### What you should do
Every record below should be printed exactly as given.

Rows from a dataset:
▼
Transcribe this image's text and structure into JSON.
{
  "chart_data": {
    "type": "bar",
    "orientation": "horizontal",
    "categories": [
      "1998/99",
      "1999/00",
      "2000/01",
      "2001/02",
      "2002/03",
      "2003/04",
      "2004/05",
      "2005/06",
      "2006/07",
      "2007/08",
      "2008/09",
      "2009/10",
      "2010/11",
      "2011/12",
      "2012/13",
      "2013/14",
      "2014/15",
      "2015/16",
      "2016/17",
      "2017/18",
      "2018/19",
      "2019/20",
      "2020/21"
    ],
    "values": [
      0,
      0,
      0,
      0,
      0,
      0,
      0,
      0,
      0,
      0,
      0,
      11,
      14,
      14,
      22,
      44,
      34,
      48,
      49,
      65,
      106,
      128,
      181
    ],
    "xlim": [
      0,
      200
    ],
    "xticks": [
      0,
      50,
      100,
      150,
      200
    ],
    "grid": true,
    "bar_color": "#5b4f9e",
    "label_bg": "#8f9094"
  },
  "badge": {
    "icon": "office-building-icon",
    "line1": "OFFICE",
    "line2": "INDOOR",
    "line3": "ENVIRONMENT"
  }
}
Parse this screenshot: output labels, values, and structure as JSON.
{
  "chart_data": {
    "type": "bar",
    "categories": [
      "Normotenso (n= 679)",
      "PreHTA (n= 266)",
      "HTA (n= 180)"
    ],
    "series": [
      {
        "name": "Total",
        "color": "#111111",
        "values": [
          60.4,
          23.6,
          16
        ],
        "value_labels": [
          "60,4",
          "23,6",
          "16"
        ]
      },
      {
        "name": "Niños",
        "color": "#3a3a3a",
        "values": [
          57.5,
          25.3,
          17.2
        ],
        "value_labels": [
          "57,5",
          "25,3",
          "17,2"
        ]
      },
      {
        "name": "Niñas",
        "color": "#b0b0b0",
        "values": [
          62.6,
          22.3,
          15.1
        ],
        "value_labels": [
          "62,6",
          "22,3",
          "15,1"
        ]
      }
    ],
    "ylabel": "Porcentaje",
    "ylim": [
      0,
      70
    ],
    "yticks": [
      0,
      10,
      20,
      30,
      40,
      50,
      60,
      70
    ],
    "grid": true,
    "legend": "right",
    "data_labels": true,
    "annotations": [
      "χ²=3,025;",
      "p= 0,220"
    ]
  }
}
▲
### Solution below
Transcribe this image's text and structure into JSON.
{
  "chart_data": {
    "type": "bar",
    "orientation": "horizontal",
    "categories": [
      "1998/99",
      "1999/00",
      "2000/01",
      "2001/02",
      "2002/03",
      "2003/04",
      "2004/05",
      "2005/06",
      "2006/07",
      "2007/08",
      "2008/09",
      "2009/10",
      "2010/11",
      "2011/12",
      "2012/13",
      "2013/14",
      "2014/15",
      "2015/16",
      "2016/17",
      "2017/18",
      "2018/19",
      "2019/20",
      "2020/21"
    ],
    "values": [
      0,
      0,
      0,
      0,
      0,
      0,
      0,
      0,
      0,
      0,
      0,
      11,
      14,
      14,
      22,
      44,
      34,
      48,
      49,
      65,
      106,
      128,
      181
    ],
    "xlim": [
      0,
      200
    ],
    "xticks": [
      0,
      50,
      100,
      150,
      200
    ],
    "grid": true,
    "bar_color": "#5b4f9e",
    "label_bg": "#8f9094"
  },
  "badge": {
    "icon": "office-building-icon",
    "line1": "OFFICE",
    "line2": "INDOOR",
    "line3": "ENVIRONMENT"
  }
}
Parse this screenshot: output labels, values, and structure as JSON.
{
  "chart_data": {
    "type": "bar",
    "categories": [
      "Normotenso (n= 679)",
      "PreHTA (n= 266)",
      "HTA (n= 180)"
    ],
    "series": [
      {
        "name": "Total",
        "color": "#111111",
        "values": [
          60.4,
          23.6,
          16
        ],
        "value_labels": [
          "60,4",
          "23,6",
          "16"
        ]
      },
      {
        "name": "Niños",
        "color": "#3a3a3a",
        "values": [
          57.5,
          25.3,
          17.2
        ],
        "value_labels": [
          "57,5",
          "25,3",
          "17,2"
        ]
      },
      {
        "name": "Niñas",
        "color": "#b0b0b0",
        "values": [
          62.6,
          22.3,
          15.1
        ],
        "value_labels": [
          "62,6",
          "22,3",
          "15,1"
        ]
      }
    ],
    "ylabel": "Porcentaje",
    "ylim": [
      0,
      70
    ],
    "yticks": [
      0,
      10,
      20,
      30,
      40,
      50,
      60,
      70
    ],
    "grid": true,
    "legend": "right",
    "data_labels": true,
    "annotations": [
      "χ²=3,025;",
      "p= 0,220"
    ]
  }
}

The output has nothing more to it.